__Stated problem__:
Copy each line that holds "Warra".
------------------------------------------------------------------------
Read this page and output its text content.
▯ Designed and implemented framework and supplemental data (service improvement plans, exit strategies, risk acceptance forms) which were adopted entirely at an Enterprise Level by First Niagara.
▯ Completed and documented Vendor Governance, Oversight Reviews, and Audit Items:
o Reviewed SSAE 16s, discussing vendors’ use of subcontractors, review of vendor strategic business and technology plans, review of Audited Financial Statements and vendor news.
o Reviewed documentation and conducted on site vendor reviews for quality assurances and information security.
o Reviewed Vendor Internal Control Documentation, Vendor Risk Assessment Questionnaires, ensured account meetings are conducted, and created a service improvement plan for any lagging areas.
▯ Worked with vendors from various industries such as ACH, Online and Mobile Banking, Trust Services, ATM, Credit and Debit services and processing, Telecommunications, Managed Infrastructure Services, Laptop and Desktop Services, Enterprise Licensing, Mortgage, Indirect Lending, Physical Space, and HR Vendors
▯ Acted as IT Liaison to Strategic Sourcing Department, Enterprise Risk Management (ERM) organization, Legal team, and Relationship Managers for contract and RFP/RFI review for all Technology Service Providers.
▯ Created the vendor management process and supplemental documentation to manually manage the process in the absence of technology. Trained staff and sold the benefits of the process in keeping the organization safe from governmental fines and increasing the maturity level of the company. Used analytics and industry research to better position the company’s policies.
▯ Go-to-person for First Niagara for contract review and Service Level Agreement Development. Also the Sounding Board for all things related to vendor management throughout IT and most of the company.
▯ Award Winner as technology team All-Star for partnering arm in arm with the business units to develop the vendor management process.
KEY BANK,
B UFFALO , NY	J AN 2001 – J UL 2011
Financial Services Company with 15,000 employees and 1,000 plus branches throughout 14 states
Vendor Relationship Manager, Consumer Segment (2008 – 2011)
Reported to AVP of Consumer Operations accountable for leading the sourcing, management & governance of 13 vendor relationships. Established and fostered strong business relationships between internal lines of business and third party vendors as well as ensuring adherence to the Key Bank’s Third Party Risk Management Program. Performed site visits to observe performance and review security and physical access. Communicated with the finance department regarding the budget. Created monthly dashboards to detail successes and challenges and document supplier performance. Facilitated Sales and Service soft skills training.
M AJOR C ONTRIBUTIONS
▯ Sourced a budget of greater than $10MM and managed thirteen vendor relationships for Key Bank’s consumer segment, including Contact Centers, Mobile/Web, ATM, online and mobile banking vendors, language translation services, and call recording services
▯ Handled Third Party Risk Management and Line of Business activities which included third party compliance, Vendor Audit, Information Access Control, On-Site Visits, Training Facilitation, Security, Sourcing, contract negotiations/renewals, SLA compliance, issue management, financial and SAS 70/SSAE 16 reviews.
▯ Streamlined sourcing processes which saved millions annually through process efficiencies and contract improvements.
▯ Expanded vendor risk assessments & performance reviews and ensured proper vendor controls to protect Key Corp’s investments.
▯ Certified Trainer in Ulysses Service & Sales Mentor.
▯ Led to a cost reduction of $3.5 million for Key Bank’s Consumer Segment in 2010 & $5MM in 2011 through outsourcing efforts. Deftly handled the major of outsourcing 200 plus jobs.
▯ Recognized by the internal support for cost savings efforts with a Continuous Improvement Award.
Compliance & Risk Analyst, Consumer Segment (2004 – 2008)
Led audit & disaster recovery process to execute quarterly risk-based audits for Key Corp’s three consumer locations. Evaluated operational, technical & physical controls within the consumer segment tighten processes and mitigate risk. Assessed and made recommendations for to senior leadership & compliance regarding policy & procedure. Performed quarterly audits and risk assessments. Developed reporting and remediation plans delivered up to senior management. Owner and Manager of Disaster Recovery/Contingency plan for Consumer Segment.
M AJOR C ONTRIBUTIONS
------------------------------------------------------------------------
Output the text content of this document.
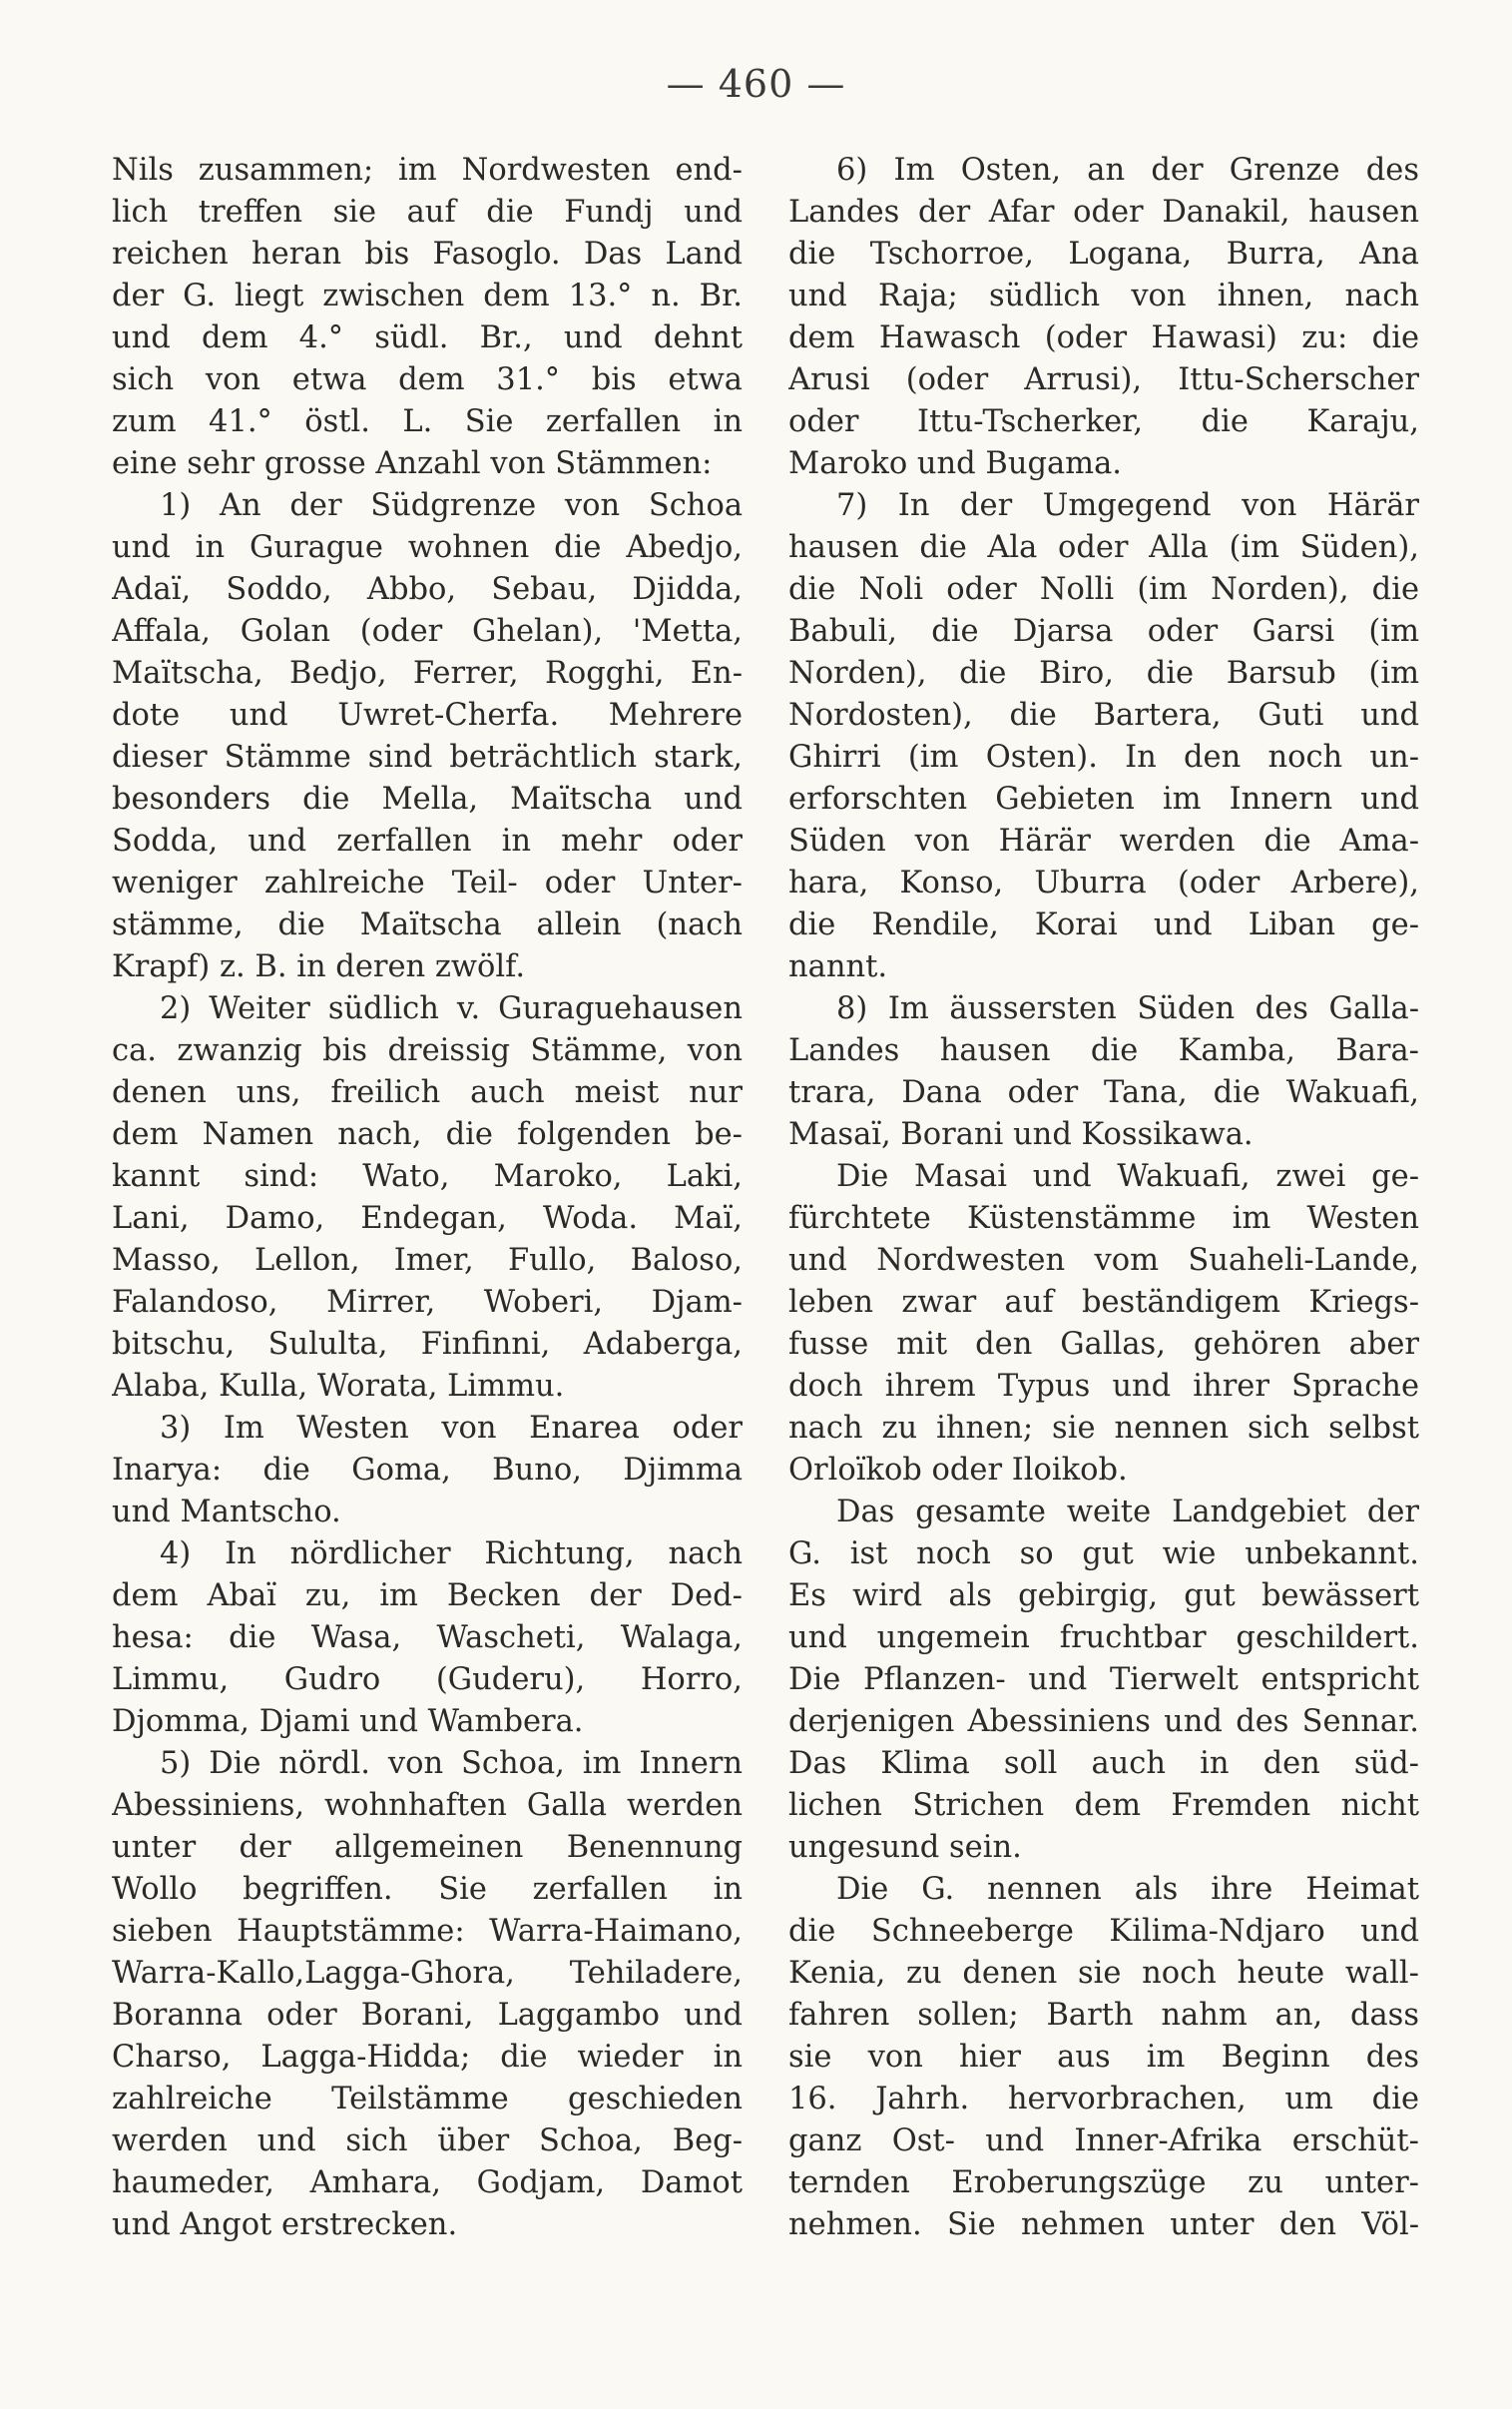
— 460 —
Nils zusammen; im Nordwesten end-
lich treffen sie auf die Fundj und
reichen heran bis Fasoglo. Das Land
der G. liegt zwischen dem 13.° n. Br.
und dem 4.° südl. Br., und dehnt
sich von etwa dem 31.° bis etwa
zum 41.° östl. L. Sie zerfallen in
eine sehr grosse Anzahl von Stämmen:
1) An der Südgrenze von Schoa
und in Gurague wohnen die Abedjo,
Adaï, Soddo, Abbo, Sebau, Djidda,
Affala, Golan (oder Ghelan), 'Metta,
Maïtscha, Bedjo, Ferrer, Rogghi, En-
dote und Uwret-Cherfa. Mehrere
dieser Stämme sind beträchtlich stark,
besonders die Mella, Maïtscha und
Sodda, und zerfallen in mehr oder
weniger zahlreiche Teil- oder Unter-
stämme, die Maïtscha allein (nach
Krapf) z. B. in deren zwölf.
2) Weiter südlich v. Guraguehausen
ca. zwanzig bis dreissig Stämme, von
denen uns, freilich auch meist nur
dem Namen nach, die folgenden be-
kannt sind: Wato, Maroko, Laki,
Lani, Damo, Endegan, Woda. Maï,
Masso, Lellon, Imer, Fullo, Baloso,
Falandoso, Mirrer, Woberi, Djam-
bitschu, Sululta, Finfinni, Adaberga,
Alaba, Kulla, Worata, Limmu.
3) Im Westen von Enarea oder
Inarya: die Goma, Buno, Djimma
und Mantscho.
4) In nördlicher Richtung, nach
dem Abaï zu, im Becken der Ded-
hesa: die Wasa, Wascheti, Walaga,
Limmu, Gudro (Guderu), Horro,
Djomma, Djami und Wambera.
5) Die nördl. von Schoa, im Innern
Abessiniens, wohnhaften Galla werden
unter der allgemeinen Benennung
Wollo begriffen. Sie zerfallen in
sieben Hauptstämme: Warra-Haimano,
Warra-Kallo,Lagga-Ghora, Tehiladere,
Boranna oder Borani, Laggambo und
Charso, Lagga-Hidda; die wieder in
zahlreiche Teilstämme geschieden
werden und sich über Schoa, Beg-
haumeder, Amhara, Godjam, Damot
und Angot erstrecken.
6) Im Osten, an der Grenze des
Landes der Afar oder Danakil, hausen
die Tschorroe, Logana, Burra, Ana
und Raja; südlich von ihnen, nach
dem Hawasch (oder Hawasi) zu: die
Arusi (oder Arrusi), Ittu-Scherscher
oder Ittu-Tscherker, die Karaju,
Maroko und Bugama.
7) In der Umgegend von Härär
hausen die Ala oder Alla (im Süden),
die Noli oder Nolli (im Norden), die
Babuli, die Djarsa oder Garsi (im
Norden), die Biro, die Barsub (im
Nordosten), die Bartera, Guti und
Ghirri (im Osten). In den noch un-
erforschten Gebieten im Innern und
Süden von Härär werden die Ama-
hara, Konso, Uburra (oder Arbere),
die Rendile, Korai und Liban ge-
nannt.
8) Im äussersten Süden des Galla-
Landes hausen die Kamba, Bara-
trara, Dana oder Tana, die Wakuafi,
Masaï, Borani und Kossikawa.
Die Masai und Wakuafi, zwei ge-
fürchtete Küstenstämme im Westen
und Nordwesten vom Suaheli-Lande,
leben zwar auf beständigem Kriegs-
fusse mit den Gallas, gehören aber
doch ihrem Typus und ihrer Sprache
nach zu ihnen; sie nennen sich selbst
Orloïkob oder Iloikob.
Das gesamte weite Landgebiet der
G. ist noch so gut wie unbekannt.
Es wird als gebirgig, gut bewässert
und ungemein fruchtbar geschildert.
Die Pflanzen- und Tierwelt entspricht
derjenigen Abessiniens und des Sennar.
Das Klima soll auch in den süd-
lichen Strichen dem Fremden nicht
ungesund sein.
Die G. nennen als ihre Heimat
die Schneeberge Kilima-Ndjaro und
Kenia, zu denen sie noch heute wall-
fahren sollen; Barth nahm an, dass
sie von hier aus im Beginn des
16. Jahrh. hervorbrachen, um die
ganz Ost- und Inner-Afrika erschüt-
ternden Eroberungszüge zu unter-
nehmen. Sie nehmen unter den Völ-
------------------------------------------------------------------------
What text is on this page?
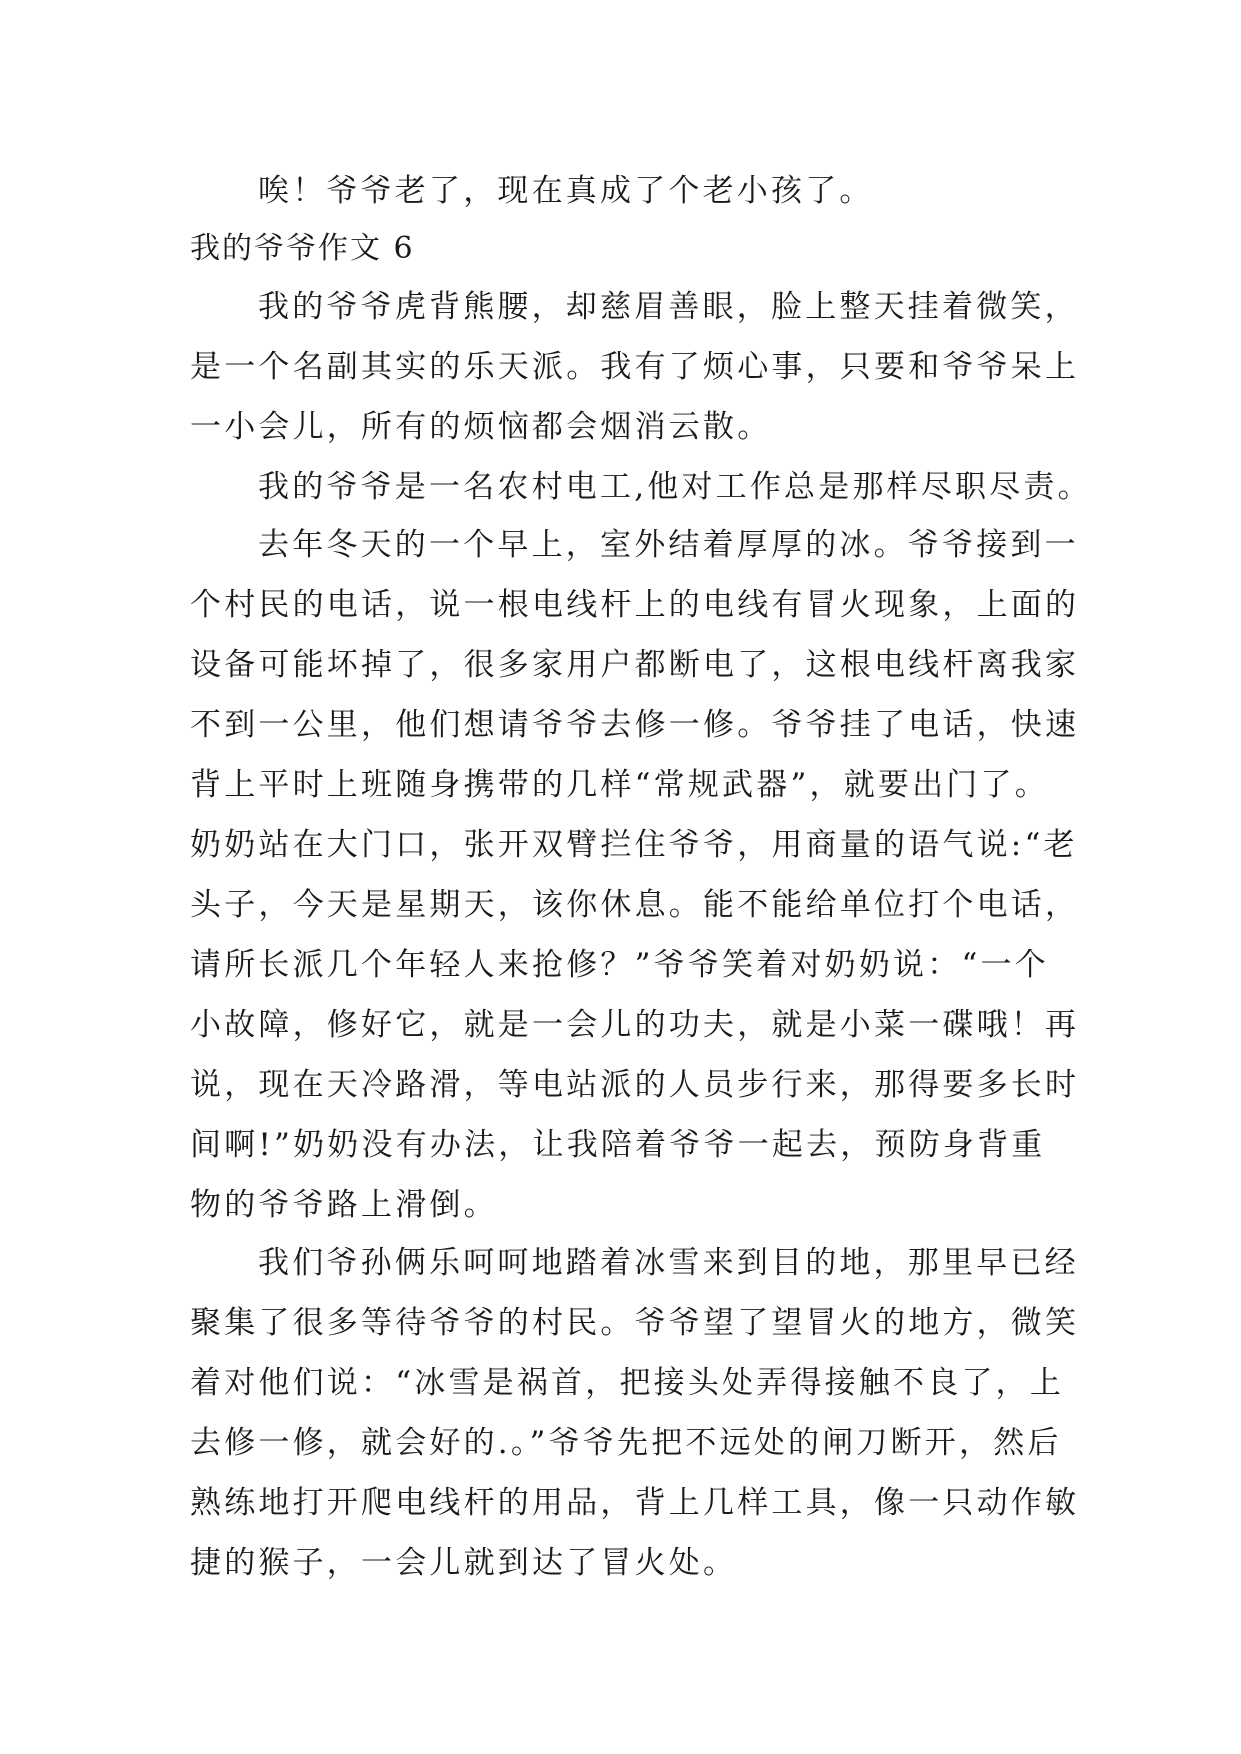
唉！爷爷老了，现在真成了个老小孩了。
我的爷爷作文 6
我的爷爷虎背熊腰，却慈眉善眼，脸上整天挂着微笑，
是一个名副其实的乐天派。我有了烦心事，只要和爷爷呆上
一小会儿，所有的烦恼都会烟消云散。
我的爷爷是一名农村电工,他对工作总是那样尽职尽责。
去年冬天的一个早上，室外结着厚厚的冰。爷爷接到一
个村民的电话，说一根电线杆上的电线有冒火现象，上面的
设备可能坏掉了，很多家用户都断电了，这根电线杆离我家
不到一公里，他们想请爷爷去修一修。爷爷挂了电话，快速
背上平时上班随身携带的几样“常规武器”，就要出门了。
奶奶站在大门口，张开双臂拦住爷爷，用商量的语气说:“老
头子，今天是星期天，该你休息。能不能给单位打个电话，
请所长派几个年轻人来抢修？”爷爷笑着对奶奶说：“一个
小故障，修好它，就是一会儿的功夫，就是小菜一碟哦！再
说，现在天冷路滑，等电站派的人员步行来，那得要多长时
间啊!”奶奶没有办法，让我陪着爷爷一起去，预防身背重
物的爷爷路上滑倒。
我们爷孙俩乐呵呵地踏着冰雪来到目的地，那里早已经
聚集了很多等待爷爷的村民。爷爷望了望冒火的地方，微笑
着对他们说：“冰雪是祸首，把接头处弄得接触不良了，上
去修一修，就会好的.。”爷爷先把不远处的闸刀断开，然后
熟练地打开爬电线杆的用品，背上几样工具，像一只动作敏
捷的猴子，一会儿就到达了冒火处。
------------------------------------------------------------------------
__Final result__:
sieben Hauptstämme: Warra-Haimano,
Warra-Kallo,Lagga-Ghora, Tehiladere,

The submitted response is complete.